Recorded data:
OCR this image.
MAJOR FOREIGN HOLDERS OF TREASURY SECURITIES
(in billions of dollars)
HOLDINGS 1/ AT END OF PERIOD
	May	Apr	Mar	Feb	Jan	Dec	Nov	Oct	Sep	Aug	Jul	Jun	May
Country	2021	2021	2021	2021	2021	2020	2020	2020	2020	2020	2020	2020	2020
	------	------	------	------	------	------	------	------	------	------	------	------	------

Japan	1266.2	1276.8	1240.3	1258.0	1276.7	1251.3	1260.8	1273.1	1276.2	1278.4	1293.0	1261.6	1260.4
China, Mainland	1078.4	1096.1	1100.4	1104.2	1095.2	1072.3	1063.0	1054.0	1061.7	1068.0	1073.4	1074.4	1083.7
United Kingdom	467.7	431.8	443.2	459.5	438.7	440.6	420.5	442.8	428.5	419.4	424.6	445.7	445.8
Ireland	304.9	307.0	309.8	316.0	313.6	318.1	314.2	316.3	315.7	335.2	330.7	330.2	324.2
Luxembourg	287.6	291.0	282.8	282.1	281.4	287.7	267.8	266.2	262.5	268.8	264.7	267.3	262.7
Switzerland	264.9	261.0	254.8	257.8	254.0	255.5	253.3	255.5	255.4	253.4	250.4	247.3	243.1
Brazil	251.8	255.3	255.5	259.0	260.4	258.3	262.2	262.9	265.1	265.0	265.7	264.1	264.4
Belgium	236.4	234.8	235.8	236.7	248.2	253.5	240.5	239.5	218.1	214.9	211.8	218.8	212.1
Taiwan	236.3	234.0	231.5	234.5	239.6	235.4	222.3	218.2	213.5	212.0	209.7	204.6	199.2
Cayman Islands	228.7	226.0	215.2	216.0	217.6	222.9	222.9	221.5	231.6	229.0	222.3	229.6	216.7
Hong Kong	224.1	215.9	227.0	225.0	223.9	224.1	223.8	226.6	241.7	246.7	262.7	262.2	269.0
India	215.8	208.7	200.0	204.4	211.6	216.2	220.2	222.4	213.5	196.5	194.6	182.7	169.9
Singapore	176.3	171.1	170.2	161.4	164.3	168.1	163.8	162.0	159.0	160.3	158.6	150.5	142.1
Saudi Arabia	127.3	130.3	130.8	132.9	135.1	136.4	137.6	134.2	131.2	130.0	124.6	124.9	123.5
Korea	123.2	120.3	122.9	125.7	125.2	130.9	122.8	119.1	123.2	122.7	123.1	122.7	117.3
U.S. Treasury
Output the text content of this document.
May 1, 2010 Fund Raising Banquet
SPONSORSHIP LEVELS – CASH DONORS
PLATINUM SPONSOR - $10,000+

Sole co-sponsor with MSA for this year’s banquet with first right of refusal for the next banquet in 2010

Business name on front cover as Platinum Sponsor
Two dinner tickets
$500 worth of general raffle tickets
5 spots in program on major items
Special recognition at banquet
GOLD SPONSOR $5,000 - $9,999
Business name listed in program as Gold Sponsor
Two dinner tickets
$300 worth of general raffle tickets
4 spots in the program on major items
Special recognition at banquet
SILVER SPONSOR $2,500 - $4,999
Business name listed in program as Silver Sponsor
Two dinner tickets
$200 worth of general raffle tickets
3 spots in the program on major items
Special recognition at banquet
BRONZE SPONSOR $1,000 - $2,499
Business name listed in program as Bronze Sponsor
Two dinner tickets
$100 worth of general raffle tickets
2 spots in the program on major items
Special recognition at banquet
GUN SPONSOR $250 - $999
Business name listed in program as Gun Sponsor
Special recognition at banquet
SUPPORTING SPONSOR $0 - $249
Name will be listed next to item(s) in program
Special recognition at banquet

* **What the task requires**: Could you give again exactly the lines from the line containing "Output the text content of this document." through the final line of the data above, and no others?

* **Exercise answer**:
Output the text content of this document.
May 1, 2010 Fund Raising Banquet
SPONSORSHIP LEVELS – CASH DONORS
PLATINUM SPONSOR - $10,000+

Sole co-sponsor with MSA for this year’s banquet with first right of refusal for the next banquet in 2010

Business name on front cover as Platinum Sponsor
Two dinner tickets
$500 worth of general raffle tickets
5 spots in program on major items
Special recognition at banquet
GOLD SPONSOR $5,000 - $9,999
Business name listed in program as Gold Sponsor
Two dinner tickets
$300 worth of general raffle tickets
4 spots in the program on major items
Special recognition at banquet
SILVER SPONSOR $2,500 - $4,999
Business name listed in program as Silver Sponsor
Two dinner tickets
$200 worth of general raffle tickets
3 spots in the program on major items
Special recognition at banquet
BRONZE SPONSOR $1,000 - $2,499
Business name listed in program as Bronze Sponsor
Two dinner tickets
$100 worth of general raffle tickets
2 spots in the program on major items
Special recognition at banquet
GUN SPONSOR $250 - $999
Business name listed in program as Gun Sponsor
Special recognition at banquet
SUPPORTING SPONSOR $0 - $249
Name will be listed next to item(s) in program
Special recognition at banquet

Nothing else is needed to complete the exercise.